Would you pull out every line of the material that contains the string "MAYO"?

##### DATA FOR THE TASK

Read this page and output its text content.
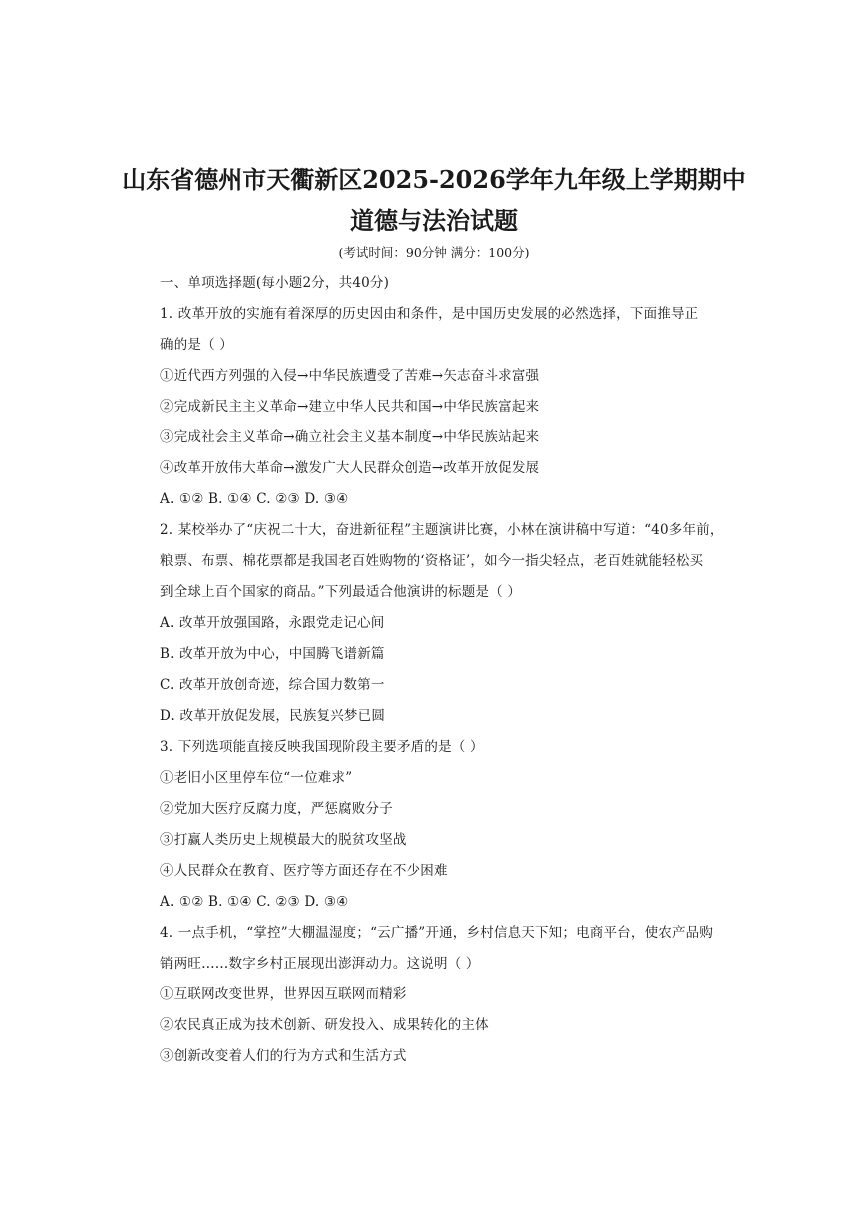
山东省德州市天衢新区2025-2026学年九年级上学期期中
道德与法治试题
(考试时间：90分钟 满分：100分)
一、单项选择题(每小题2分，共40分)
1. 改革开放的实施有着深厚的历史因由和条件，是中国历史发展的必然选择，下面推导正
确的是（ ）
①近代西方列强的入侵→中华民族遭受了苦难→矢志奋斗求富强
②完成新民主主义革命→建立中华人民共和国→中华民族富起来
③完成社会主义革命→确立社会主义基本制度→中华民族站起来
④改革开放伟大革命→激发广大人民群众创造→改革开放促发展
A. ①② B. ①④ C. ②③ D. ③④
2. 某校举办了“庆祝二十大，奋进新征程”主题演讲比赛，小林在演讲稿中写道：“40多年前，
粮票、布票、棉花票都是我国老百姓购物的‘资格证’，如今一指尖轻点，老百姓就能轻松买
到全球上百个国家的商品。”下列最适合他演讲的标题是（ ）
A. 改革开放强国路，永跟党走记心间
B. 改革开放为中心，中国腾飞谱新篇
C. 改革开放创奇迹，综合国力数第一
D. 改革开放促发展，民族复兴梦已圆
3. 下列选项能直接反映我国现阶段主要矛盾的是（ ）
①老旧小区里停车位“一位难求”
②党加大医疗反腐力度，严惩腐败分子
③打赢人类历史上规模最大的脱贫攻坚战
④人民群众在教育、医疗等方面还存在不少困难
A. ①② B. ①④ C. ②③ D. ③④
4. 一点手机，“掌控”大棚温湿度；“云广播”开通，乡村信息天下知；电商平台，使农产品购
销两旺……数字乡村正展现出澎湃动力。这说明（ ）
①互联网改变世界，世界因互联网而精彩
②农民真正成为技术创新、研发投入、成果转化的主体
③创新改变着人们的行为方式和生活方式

##########
##### DATA FOR THE TASK

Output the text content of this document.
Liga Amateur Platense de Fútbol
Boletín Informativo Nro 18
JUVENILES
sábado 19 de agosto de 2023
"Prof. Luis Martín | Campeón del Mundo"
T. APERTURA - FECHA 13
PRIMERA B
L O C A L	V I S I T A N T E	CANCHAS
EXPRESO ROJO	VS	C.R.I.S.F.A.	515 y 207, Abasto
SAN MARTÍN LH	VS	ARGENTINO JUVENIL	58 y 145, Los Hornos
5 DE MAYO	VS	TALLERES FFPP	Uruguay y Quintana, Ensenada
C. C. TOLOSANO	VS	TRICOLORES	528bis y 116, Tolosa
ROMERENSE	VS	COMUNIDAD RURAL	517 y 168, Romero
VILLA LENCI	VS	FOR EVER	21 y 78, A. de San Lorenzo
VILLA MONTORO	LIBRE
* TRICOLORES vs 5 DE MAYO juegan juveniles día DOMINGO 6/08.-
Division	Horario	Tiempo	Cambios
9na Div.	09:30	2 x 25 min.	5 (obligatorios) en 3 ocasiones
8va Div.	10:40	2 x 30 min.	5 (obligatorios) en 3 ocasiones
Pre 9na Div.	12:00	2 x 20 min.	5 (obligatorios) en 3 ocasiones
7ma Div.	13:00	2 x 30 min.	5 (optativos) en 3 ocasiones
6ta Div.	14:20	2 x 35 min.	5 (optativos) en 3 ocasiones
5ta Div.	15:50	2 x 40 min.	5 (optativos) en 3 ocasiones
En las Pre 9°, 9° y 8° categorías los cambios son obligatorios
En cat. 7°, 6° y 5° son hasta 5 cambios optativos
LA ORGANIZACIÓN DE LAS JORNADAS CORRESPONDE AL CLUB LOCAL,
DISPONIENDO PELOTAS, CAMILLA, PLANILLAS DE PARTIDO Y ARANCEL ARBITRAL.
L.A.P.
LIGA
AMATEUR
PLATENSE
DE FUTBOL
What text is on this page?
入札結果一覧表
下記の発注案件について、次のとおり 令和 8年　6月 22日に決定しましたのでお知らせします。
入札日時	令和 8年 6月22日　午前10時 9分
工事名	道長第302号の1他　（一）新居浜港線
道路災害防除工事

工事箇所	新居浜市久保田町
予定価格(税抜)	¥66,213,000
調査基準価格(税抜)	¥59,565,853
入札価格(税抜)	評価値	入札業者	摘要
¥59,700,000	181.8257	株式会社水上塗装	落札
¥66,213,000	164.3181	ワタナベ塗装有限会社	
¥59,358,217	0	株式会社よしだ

##########

▸ **THE ANSWER**
5 DE MAYO	VS	TALLERES FFPP	Uruguay y Quintana, Ensenada
* TRICOLORES vs 5 DE MAYO juegan juveniles día DOMINGO 6/08.-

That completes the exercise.